(PROBLEM):
Below is a listing; reproduce each line of it exactly.

(EXERCISE MATERIAL):
******

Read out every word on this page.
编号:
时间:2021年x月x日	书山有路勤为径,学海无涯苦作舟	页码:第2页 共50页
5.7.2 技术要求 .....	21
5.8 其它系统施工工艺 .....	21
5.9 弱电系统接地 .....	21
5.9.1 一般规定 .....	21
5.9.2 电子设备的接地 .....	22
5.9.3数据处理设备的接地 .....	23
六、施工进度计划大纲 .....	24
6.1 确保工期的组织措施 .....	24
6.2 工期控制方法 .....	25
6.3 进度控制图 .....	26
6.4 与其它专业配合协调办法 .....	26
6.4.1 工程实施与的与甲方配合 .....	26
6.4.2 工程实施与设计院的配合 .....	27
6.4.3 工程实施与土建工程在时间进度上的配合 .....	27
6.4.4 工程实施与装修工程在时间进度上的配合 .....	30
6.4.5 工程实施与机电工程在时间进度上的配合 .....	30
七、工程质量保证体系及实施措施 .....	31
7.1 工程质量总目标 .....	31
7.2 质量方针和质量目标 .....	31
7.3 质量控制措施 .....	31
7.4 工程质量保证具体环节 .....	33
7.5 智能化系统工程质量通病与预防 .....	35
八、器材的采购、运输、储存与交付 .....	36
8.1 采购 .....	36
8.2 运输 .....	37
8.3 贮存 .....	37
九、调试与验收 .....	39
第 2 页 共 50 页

******

(EXERCISE SOLUTION):
Read out every word on this page.
编号:
时间:2021年x月x日	书山有路勤为径,学海无涯苦作舟	页码:第2页 共50页
5.7.2 技术要求 .....	21
5.8 其它系统施工工艺 .....	21
5.9 弱电系统接地 .....	21
5.9.1 一般规定 .....	21
5.9.2 电子设备的接地 .....	22
5.9.3数据处理设备的接地 .....	23
六、施工进度计划大纲 .....	24
6.1 确保工期的组织措施 .....	24
6.2 工期控制方法 .....	25
6.3 进度控制图 .....	26
6.4 与其它专业配合协调办法 .....	26
6.4.1 工程实施与的与甲方配合 .....	26
6.4.2 工程实施与设计院的配合 .....	27
6.4.3 工程实施与土建工程在时间进度上的配合 .....	27
6.4.4 工程实施与装修工程在时间进度上的配合 .....	30
6.4.5 工程实施与机电工程在时间进度上的配合 .....	30
七、工程质量保证体系及实施措施 .....	31
7.1 工程质量总目标 .....	31
7.2 质量方针和质量目标 .....	31
7.3 质量控制措施 .....	31
7.4 工程质量保证具体环节 .....	33
7.5 智能化系统工程质量通病与预防 .....	35
八、器材的采购、运输、储存与交付 .....	36
8.1 采购 .....	36
8.2 运输 .....	37
8.3 贮存 .....	37
九、调试与验收 .....	39
第 2 页 共 50 页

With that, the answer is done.